(Records about charts and figures)
○ ○ ○ ○

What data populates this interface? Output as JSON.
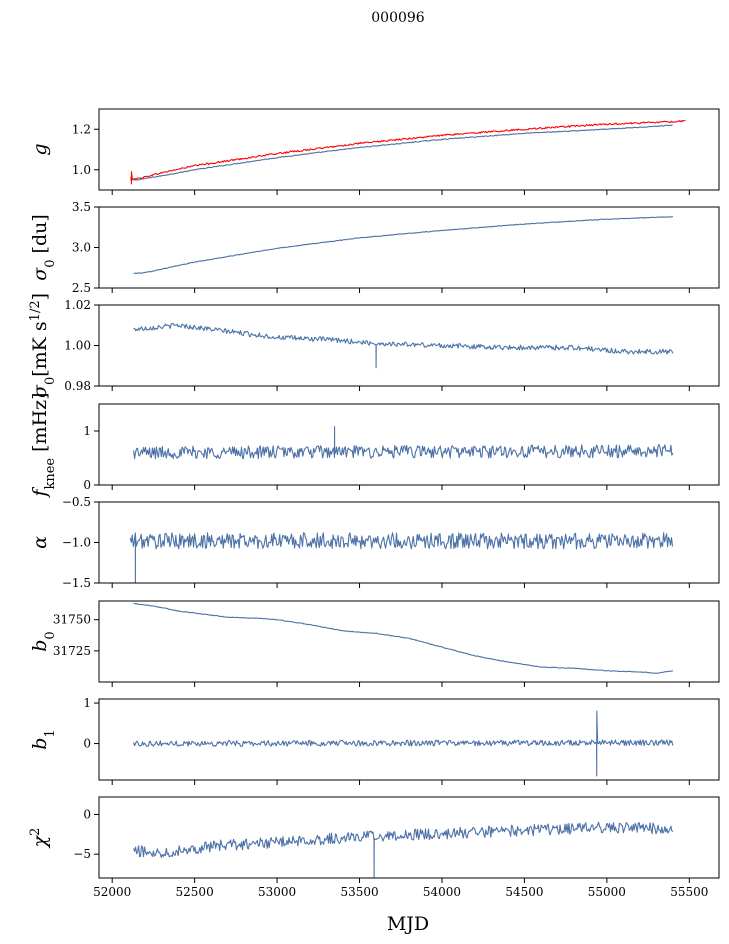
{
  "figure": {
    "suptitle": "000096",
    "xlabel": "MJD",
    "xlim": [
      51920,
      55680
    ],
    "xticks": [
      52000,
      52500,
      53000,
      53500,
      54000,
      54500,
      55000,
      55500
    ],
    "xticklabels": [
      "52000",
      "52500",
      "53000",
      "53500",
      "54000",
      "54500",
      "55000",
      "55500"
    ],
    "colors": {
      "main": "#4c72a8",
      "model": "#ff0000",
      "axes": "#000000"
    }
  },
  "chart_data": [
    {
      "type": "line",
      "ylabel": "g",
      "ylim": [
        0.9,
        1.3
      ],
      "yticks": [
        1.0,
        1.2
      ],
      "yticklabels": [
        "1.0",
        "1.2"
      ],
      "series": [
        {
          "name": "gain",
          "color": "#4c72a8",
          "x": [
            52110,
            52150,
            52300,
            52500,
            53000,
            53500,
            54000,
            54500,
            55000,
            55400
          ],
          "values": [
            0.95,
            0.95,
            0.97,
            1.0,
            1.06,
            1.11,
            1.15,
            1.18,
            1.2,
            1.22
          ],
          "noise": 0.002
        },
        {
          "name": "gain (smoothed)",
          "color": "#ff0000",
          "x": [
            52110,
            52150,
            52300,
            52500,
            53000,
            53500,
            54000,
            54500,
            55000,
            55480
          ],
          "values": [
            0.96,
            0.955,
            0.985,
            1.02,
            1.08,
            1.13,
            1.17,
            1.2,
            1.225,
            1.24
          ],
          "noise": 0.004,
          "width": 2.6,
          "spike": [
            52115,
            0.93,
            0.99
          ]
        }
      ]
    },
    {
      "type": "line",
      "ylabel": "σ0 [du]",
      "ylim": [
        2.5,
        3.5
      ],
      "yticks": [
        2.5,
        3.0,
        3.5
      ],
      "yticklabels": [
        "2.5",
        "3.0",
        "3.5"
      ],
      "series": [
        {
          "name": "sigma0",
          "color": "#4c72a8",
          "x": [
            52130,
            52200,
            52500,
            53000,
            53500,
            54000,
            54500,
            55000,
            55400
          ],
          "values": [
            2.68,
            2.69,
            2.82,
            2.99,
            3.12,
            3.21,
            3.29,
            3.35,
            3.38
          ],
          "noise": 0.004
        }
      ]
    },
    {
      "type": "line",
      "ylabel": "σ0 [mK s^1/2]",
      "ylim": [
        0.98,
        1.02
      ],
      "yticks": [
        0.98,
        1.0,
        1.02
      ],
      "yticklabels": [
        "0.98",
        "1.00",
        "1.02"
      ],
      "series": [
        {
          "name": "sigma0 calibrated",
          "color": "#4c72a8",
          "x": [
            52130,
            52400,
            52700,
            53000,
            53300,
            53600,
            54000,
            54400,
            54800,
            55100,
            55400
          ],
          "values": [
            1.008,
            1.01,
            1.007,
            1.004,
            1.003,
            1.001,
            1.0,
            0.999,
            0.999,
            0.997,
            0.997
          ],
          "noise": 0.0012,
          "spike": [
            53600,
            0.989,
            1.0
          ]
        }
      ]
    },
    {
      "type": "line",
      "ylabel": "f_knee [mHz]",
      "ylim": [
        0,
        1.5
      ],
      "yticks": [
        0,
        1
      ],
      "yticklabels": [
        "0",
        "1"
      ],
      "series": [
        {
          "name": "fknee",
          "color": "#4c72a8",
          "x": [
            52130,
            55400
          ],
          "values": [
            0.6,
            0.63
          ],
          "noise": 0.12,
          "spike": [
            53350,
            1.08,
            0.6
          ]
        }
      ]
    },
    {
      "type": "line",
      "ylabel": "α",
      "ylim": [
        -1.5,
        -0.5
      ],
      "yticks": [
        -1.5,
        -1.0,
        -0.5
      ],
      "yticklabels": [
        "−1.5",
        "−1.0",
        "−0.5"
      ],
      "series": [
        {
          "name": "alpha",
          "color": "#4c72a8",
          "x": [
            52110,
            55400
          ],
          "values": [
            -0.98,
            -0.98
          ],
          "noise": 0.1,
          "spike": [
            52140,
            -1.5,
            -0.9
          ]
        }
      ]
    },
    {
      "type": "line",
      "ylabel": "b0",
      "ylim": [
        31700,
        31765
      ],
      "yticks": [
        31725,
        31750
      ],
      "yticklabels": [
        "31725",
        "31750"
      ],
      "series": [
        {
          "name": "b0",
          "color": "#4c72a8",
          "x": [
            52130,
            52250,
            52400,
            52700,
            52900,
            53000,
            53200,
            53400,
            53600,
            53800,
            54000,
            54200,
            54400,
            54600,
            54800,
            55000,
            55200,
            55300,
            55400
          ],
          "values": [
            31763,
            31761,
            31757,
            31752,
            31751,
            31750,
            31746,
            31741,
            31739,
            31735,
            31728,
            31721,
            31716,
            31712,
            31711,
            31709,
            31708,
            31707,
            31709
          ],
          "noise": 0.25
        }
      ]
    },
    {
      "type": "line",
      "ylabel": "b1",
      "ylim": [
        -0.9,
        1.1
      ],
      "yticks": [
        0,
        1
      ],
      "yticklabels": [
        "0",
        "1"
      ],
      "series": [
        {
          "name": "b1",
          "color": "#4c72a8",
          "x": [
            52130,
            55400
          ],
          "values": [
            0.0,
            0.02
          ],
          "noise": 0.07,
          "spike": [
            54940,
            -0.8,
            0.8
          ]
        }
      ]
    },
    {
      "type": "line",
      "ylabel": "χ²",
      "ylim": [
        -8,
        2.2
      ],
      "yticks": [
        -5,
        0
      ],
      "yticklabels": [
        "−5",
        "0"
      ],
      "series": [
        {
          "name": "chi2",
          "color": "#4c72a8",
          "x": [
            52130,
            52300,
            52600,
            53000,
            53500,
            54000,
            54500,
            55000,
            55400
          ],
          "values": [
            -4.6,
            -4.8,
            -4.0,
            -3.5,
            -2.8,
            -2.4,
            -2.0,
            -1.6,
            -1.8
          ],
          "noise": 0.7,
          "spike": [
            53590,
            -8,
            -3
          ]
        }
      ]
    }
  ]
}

○ ○ ○ ○

• **Work required**
From the entries above, return each line with the word "name" in it.

• **Solved problem**
          "name": "gain",
          "name": "gain (smoothed)",
          "name": "sigma0",
          "name": "sigma0 calibrated",
          "name": "fknee",
          "name": "alpha",
          "name": "b0",
          "name": "b1",
          "name": "chi2",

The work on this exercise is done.